» **What is needed**
Below are the entries; state how many of their lines contain the string "JSON", and nothing more.

» **Data listing**
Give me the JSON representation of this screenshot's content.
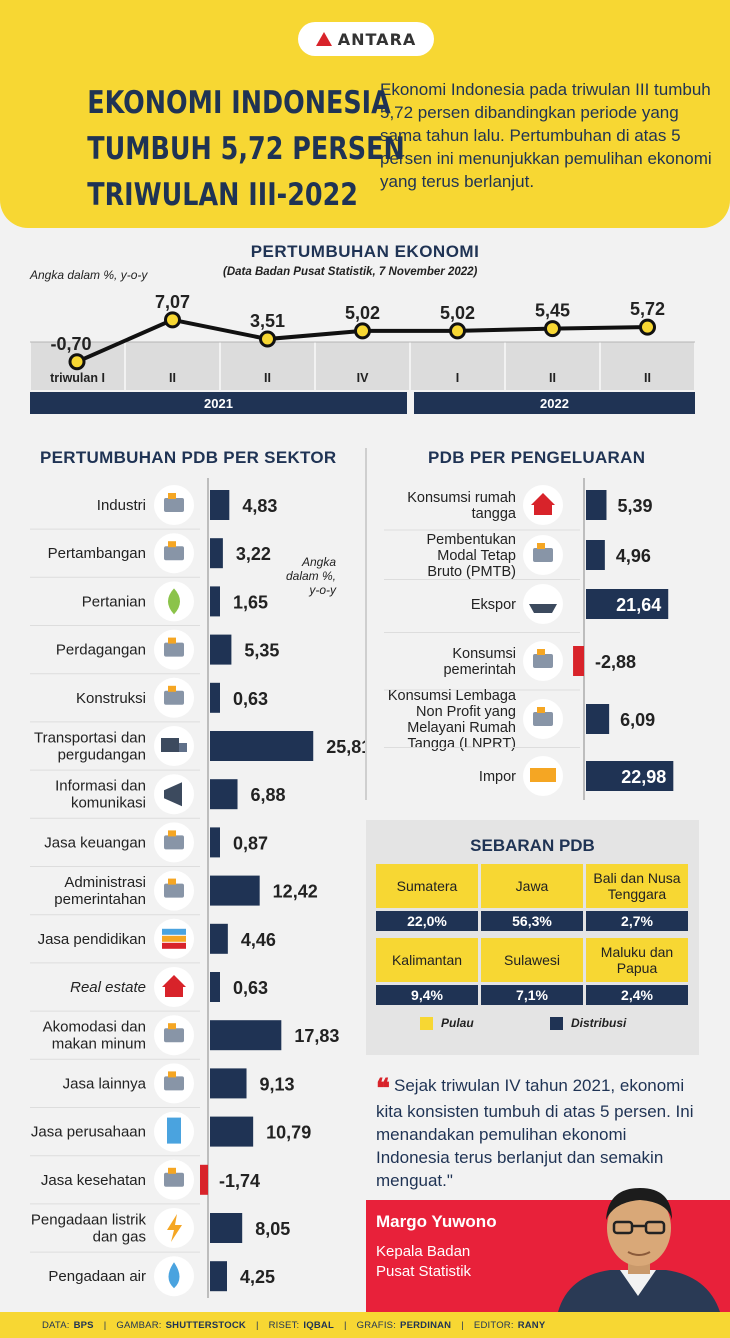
{
  "header": {
    "logo_text": "ANTARA",
    "title_lines": [
      "EKONOMI INDONESIA",
      "TUMBUH 5,72 PERSEN",
      "TRIWULAN III-2022"
    ],
    "intro": "Ekonomi Indonesia pada triwulan III tumbuh 5,72 persen dibandingkan periode yang sama tahun lalu. Pertumbuhan di atas 5 persen ini menunjukkan pemulihan ekonomi yang terus berlanjut."
  },
  "growth": {
    "title": "PERTUMBUHAN EKONOMI",
    "unit": "Angka dalam %, y-o-y",
    "source": "(Data Badan Pusat Statistik, 7 November 2022)"
  },
  "sector": {
    "title": "PERTUMBUHAN PDB PER SEKTOR",
    "unit_note": [
      "Angka",
      "dalam %,",
      "y-o-y"
    ]
  },
  "spending": {
    "title": "PDB PER PENGELUARAN"
  },
  "sebaran": {
    "title": "SEBARAN PDB",
    "regions": [
      {
        "name": "Sumatera",
        "share": "22,0%"
      },
      {
        "name": "Jawa",
        "share": "56,3%"
      },
      {
        "name": "Bali dan Nusa Tenggara",
        "share": "2,7%"
      },
      {
        "name": "Kalimantan",
        "share": "9,4%"
      },
      {
        "name": "Sulawesi",
        "share": "7,1%"
      },
      {
        "name": "Maluku dan Papua",
        "share": "2,4%"
      }
    ],
    "legend_pulau": "Pulau",
    "legend_distribusi": "Distribusi",
    "colors": {
      "pulau": "#f7d733",
      "distribusi": "#1f3354"
    }
  },
  "quote": {
    "text": "Sejak triwulan IV tahun 2021, ekonomi kita konsisten tumbuh di atas 5 persen. Ini menandakan pemulihan ekonomi Indonesia terus berlanjut dan semakin menguat.\"",
    "speaker_name": "Margo Yuwono",
    "speaker_role_1": "Kepala Badan",
    "speaker_role_2": "Pusat Statistik"
  },
  "footer": {
    "items": [
      {
        "key": "DATA:",
        "value": "BPS"
      },
      {
        "key": "GAMBAR:",
        "value": "SHUTTERSTOCK"
      },
      {
        "key": "RISET:",
        "value": "IQBAL"
      },
      {
        "key": "GRAFIS:",
        "value": "PERDINAN"
      },
      {
        "key": "EDITOR:",
        "value": "RANY"
      }
    ]
  },
  "chart_data": [
    {
      "type": "line",
      "title": "PERTUMBUHAN EKONOMI",
      "x": [
        "triwulan I",
        "II",
        "II",
        "IV",
        "I",
        "II",
        "II"
      ],
      "year_groups": [
        {
          "label": "2021",
          "span": 4
        },
        {
          "label": "2022",
          "span": 3
        }
      ],
      "series": [
        {
          "values": [
            -0.7,
            7.07,
            3.51,
            5.02,
            5.02,
            5.45,
            5.72
          ]
        }
      ],
      "labels": [
        "-0,70",
        "7,07",
        "3,51",
        "5,02",
        "5,02",
        "5,45",
        "5,72"
      ],
      "colors": {
        "line": "#111111",
        "point": "#f7d733",
        "band": "#1f3354"
      }
    },
    {
      "type": "bar",
      "title": "PERTUMBUHAN PDB PER SEKTOR",
      "categories": [
        "Industri",
        "Pertambangan",
        "Pertanian",
        "Perdagangan",
        "Konstruksi",
        "Transportasi dan pergudangan",
        "Informasi dan komunikasi",
        "Jasa keuangan",
        "Administrasi pemerintahan",
        "Jasa pendidikan",
        "Real estate",
        "Akomodasi dan makan minum",
        "Jasa lainnya",
        "Jasa perusahaan",
        "Jasa kesehatan",
        "Pengadaan listrik dan gas",
        "Pengadaan air"
      ],
      "values": [
        4.83,
        3.22,
        1.65,
        5.35,
        0.63,
        25.81,
        6.88,
        0.87,
        12.42,
        4.46,
        0.63,
        17.83,
        9.13,
        10.79,
        -1.74,
        8.05,
        4.25
      ],
      "labels": [
        "4,83",
        "3,22",
        "1,65",
        "5,35",
        "0,63",
        "25,81",
        "6,88",
        "0,87",
        "12,42",
        "4,46",
        "0,63",
        "17,83",
        "9,13",
        "10,79",
        "-1,74",
        "8,05",
        "4,25"
      ],
      "icons": [
        "factory-icon",
        "excavator-icon",
        "leaf-icon",
        "shop-icon",
        "crane-icon",
        "truck-icon",
        "megaphone-icon",
        "banker-icon",
        "office-worker-icon",
        "books-icon",
        "house-icon",
        "meal-icon",
        "gear-person-icon",
        "building-icon",
        "doctor-icon",
        "lightning-icon",
        "water-drop-icon"
      ],
      "colors": {
        "positive": "#1f3354",
        "negative": "#d8232a"
      }
    },
    {
      "type": "bar",
      "title": "PDB PER PENGELUARAN",
      "categories": [
        "Konsumsi rumah tangga",
        "Pembentukan Modal Tetap Bruto (PMTB)",
        "Ekspor",
        "Konsumsi pemerintah",
        "Konsumsi Lembaga Non Profit yang Melayani Rumah Tangga (LNPRT)",
        "Impor"
      ],
      "values": [
        5.39,
        4.96,
        21.64,
        -2.88,
        6.09,
        22.98
      ],
      "labels": [
        "5,39",
        "4,96",
        "21,64",
        "-2,88",
        "6,09",
        "22,98"
      ],
      "icons": [
        "household-icon",
        "construction-icon",
        "cargo-ship-icon",
        "government-icon",
        "charity-icon",
        "containers-icon"
      ],
      "colors": {
        "positive": "#1f3354",
        "negative": "#d8232a"
      }
    }
  ]
}
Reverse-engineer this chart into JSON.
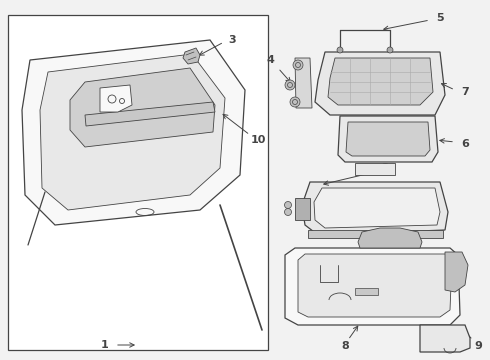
{
  "background_color": "#f2f2f2",
  "line_color": "#444444",
  "fill_light": "#f8f8f8",
  "fill_gray": "#e8e8e8",
  "fill_dark": "#d0d0d0",
  "figsize": [
    4.9,
    3.6
  ],
  "dpi": 100
}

» **Full response**
2